**WORKING DATA:**
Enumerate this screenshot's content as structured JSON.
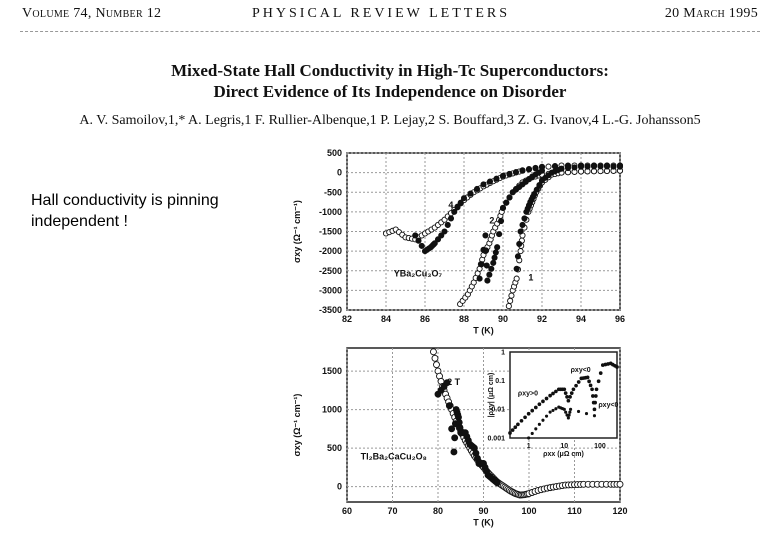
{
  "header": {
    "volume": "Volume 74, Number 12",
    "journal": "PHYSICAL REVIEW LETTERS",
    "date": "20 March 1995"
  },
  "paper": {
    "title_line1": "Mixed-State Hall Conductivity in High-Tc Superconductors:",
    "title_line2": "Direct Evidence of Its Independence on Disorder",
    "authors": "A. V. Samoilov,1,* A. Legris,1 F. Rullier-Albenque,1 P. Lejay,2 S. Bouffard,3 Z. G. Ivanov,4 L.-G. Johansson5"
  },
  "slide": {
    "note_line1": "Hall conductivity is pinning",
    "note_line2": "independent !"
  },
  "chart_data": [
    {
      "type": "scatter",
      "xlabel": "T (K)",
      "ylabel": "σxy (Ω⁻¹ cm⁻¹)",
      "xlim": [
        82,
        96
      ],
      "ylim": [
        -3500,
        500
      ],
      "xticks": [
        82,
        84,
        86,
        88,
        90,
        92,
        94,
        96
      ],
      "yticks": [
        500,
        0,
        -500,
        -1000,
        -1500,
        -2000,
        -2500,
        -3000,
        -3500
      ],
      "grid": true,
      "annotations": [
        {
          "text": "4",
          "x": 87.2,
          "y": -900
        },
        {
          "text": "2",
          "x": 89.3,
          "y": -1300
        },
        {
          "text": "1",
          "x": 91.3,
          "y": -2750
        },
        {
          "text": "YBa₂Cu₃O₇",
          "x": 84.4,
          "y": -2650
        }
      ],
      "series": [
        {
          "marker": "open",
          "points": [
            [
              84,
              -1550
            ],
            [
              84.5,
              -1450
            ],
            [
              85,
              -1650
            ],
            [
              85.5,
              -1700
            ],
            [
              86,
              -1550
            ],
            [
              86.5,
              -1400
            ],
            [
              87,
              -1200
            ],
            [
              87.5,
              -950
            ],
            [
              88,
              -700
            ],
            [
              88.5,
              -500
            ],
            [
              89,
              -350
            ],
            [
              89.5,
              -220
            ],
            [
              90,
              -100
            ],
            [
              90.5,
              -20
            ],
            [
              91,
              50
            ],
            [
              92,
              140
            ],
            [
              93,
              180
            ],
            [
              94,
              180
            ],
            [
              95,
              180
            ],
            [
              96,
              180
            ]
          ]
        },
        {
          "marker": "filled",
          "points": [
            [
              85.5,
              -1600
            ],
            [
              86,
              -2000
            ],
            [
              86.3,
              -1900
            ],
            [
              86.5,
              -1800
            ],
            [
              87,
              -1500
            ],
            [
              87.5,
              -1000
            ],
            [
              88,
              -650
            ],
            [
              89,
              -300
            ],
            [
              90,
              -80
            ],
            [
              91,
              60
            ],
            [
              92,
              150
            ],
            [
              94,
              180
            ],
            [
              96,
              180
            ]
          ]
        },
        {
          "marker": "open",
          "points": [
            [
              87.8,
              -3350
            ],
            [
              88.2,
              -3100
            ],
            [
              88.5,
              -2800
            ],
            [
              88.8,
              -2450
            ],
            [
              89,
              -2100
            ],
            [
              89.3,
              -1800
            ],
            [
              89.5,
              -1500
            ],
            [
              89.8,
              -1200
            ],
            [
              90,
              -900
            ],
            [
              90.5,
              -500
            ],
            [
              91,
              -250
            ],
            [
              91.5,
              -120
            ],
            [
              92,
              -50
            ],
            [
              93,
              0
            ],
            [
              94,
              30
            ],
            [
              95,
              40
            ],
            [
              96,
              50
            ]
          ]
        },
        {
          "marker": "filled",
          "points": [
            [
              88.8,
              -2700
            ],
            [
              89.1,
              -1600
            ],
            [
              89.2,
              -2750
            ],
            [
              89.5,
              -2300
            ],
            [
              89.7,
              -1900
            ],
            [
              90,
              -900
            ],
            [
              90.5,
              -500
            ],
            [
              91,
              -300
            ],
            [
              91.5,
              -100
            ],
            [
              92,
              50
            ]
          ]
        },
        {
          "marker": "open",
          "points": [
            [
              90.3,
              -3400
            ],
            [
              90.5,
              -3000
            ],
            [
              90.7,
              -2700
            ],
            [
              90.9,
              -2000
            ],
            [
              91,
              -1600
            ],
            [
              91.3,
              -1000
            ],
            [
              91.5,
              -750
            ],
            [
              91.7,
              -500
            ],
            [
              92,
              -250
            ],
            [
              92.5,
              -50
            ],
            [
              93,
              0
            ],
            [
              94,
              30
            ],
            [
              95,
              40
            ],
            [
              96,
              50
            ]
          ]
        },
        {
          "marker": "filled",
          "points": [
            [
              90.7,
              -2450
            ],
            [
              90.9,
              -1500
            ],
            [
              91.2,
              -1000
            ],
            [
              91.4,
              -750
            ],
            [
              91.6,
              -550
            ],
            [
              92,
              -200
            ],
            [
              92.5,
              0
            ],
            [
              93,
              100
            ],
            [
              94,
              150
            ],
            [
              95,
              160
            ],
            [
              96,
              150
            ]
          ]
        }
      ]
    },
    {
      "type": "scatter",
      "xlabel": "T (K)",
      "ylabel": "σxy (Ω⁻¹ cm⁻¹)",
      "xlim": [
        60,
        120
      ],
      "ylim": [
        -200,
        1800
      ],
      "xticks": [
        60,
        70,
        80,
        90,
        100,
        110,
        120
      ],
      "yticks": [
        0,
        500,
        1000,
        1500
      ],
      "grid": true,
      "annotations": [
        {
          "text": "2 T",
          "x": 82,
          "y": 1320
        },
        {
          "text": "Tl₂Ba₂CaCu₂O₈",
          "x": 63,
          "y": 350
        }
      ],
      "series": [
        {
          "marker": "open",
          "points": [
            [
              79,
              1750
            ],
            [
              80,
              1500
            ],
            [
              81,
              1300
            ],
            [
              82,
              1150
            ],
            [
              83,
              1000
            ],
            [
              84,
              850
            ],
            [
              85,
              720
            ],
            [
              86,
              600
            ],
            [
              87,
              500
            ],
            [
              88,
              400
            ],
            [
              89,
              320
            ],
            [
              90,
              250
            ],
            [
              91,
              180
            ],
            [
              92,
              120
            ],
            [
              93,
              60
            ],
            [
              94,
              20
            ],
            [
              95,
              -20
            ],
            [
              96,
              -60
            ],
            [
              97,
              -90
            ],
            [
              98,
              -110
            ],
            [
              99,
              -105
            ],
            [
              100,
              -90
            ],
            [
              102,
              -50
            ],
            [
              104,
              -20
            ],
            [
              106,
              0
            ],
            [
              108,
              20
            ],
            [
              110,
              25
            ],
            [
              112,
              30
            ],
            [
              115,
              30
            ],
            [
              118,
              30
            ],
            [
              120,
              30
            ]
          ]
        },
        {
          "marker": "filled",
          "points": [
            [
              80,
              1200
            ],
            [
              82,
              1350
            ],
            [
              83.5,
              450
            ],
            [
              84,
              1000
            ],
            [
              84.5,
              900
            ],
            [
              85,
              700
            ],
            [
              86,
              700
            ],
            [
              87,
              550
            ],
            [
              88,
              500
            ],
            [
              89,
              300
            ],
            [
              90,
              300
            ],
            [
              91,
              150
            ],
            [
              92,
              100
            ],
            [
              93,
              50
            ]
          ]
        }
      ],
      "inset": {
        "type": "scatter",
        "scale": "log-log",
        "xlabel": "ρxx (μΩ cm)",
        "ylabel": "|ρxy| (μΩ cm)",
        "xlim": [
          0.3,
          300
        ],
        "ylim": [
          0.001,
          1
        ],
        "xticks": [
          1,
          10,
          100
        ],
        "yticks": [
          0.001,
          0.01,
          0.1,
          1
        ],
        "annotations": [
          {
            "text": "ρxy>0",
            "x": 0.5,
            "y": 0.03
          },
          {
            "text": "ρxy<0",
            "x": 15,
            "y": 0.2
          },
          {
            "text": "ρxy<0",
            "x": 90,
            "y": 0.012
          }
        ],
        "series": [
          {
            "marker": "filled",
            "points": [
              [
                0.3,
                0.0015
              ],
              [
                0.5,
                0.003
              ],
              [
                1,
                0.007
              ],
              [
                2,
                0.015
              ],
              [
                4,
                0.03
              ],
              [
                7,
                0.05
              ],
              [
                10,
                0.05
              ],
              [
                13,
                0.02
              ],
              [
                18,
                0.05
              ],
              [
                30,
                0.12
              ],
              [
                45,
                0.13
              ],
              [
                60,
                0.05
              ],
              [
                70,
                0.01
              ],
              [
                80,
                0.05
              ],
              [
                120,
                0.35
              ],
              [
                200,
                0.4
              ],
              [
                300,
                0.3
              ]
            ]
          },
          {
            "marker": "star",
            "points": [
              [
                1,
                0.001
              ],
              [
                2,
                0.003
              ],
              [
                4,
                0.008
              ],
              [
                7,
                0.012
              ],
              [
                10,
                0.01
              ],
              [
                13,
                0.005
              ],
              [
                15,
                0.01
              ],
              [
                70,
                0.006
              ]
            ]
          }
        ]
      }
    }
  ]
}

**JOB:** Show all lines from the records above where the word "text" occurs.

**EXERCISE RESULT:**
          "text": "4",
          "text": "2",
          "text": "1",
          "text": "YBa₂Cu₃O₇",
          "text": "2 T",
          "text": "Tl₂Ba₂CaCu₂O₈",
            "text": "ρxy>0",
            "text": "ρxy<0",
            "text": "ρxy<0",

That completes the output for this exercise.